**SET PROBLEM**
Read the records below and copy each line that contains "title".
# start of INFORMATION SHOWN
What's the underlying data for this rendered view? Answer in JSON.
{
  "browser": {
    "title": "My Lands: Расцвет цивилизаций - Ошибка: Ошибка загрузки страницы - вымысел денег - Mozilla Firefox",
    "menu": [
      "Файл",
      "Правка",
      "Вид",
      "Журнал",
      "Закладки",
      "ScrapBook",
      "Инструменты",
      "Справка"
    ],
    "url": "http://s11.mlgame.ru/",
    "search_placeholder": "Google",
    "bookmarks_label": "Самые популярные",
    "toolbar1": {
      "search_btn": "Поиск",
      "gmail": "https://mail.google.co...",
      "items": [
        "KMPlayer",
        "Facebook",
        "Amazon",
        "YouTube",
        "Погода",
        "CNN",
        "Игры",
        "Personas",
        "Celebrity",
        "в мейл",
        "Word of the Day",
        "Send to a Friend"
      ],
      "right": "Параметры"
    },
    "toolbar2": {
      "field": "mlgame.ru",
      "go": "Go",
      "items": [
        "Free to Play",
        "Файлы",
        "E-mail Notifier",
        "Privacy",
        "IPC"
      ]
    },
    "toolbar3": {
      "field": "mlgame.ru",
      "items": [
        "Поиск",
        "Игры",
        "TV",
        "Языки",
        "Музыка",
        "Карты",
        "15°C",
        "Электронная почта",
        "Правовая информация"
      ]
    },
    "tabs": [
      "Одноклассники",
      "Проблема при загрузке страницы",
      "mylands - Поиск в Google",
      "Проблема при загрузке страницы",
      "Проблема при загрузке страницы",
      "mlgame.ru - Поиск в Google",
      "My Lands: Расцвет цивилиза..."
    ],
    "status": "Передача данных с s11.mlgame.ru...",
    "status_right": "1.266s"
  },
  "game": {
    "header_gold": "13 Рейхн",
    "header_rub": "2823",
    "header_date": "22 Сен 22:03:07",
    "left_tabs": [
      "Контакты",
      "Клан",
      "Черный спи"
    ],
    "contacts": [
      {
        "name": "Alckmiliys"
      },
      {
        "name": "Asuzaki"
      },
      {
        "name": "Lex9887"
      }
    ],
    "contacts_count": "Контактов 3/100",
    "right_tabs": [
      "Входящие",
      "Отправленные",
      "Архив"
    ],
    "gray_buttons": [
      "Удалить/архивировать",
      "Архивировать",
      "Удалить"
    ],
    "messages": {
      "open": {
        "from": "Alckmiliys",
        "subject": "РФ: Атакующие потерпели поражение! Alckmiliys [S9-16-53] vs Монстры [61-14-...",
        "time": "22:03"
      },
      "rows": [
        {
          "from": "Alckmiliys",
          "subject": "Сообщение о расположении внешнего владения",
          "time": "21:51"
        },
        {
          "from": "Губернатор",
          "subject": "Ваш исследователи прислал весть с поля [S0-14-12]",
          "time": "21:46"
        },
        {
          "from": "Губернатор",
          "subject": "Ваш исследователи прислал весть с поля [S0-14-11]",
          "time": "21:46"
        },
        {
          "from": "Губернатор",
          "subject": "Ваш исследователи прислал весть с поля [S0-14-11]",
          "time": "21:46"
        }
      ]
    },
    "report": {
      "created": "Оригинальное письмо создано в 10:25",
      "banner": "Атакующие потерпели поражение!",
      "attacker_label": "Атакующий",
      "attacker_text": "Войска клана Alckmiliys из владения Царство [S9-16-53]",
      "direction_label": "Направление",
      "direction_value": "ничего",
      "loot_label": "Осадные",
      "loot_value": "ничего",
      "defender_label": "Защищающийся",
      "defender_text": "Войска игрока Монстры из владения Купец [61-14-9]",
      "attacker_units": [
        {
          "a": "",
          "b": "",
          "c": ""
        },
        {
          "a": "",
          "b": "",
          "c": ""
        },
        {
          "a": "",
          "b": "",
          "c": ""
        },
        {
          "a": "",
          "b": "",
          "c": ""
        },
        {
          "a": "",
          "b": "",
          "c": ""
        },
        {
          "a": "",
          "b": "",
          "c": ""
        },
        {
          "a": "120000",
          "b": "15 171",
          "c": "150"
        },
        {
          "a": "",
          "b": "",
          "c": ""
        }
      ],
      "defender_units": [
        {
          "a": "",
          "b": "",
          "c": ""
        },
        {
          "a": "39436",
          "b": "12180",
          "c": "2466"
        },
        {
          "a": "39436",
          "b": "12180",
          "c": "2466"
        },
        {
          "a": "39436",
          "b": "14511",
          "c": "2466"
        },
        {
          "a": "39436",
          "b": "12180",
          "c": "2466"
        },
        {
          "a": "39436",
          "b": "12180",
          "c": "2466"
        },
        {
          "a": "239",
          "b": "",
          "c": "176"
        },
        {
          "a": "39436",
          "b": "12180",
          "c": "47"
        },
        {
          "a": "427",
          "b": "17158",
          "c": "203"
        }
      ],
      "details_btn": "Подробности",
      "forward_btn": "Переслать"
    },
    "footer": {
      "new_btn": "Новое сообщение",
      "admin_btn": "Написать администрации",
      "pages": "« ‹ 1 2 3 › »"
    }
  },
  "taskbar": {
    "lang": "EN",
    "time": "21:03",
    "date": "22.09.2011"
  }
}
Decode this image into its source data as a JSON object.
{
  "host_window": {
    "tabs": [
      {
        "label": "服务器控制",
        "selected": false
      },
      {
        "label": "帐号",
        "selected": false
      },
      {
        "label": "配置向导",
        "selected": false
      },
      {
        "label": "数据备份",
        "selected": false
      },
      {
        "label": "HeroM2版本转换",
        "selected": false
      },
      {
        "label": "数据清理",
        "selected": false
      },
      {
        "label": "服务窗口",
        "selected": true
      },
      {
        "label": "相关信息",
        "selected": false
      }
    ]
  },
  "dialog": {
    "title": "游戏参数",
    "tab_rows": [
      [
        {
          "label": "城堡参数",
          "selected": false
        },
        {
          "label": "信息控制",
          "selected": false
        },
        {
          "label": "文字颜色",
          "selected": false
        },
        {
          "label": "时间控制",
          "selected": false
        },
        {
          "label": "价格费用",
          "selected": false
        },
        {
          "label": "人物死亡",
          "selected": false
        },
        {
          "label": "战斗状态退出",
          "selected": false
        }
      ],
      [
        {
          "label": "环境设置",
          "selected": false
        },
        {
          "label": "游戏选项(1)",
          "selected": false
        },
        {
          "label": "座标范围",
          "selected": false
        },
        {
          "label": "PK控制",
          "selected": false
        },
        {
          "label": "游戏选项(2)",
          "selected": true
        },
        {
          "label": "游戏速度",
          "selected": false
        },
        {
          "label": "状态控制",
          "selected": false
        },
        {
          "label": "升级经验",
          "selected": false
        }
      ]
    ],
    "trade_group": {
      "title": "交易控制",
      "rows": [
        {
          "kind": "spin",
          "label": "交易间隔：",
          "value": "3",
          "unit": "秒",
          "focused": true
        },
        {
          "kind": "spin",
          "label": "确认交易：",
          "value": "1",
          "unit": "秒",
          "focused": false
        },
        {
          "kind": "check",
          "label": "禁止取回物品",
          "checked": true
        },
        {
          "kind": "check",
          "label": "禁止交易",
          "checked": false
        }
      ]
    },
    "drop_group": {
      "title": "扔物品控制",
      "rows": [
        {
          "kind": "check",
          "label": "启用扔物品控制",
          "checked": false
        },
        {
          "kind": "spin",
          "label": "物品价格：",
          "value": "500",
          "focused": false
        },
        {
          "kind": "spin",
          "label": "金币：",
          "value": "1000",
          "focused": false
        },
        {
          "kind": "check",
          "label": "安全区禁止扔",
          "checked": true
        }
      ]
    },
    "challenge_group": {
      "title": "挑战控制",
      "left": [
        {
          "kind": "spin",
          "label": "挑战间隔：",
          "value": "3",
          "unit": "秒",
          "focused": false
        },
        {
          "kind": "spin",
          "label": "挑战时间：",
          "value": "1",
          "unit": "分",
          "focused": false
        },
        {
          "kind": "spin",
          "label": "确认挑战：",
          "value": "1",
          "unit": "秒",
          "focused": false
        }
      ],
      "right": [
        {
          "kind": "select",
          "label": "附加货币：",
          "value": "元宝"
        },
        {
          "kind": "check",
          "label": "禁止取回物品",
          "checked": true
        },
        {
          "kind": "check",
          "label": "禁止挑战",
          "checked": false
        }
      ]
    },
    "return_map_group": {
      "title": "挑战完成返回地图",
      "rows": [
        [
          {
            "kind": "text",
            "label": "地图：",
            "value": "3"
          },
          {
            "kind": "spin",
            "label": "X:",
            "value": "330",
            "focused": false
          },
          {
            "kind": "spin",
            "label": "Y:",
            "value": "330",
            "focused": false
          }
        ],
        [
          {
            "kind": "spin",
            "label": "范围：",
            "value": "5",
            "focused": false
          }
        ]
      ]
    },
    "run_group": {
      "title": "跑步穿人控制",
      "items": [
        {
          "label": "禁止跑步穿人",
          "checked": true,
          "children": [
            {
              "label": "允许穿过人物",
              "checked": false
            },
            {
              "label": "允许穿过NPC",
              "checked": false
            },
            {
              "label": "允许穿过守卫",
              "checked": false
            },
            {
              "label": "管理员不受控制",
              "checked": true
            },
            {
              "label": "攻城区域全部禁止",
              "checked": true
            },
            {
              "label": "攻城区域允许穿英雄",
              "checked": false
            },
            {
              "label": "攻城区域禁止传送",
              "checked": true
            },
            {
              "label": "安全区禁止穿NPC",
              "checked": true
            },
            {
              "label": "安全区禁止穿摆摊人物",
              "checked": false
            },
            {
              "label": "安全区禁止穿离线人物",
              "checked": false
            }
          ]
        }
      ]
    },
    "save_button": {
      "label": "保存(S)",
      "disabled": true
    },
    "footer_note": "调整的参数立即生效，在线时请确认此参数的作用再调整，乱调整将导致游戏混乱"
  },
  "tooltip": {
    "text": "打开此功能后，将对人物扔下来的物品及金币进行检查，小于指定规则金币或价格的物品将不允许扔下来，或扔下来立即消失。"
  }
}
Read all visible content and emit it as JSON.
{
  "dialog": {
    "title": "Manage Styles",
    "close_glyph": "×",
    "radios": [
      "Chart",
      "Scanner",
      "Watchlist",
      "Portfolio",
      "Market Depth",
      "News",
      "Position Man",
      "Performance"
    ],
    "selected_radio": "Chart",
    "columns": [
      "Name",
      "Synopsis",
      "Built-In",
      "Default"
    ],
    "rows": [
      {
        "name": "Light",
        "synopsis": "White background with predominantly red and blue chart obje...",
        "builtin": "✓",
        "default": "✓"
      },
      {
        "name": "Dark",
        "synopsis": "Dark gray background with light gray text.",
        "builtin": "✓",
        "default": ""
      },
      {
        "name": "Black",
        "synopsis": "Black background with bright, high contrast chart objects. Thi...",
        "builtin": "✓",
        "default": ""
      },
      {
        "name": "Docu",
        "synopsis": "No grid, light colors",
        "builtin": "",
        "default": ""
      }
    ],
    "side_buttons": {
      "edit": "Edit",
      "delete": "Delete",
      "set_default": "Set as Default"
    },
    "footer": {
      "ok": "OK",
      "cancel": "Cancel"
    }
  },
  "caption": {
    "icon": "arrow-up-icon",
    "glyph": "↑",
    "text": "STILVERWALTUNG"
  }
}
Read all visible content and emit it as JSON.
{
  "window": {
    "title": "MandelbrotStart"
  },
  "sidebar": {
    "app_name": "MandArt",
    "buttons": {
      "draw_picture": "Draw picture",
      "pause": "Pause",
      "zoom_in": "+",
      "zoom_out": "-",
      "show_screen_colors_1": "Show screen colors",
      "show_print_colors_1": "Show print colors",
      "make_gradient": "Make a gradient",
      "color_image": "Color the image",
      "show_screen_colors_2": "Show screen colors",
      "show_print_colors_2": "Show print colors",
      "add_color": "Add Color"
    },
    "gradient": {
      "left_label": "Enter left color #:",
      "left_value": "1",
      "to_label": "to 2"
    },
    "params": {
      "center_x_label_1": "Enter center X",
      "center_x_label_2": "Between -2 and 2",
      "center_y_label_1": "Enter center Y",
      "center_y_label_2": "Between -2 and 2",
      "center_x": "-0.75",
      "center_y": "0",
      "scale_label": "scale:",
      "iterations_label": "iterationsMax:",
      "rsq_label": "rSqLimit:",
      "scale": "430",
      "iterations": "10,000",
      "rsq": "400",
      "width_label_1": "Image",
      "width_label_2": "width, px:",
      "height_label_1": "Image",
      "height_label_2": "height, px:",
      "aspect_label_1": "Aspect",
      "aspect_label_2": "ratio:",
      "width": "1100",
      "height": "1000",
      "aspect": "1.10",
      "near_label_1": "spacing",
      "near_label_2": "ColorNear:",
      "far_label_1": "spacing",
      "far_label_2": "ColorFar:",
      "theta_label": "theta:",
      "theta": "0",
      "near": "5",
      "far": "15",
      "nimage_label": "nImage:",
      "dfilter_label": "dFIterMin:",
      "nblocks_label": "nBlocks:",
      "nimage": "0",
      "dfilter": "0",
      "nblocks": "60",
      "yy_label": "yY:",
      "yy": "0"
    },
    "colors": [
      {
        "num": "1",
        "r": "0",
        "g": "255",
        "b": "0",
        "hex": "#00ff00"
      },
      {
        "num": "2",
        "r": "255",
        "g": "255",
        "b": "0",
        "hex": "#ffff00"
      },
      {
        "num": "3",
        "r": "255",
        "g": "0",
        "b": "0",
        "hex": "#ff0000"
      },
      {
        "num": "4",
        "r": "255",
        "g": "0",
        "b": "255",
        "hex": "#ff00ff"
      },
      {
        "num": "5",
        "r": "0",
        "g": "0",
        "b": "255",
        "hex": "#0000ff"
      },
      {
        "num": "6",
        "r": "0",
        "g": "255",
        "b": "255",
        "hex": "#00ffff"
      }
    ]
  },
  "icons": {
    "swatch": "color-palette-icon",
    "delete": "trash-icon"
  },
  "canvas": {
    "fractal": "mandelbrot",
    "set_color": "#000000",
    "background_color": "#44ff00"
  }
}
# end of INFORMATION SHOWN
**TASK RESPONSE**
    "title": "My Lands: Расцвет цивилизаций - Ошибка: Ошибка загрузки страницы - вымысел денег - Mozilla Firefox",
    "title": "游戏参数",
      "title": "交易控制",
      "title": "扔物品控制",
      "title": "挑战控制",
      "title": "挑战完成返回地图",
      "title": "跑步穿人控制",
    "title": "Manage Styles",
    "title": "MandelbrotStart"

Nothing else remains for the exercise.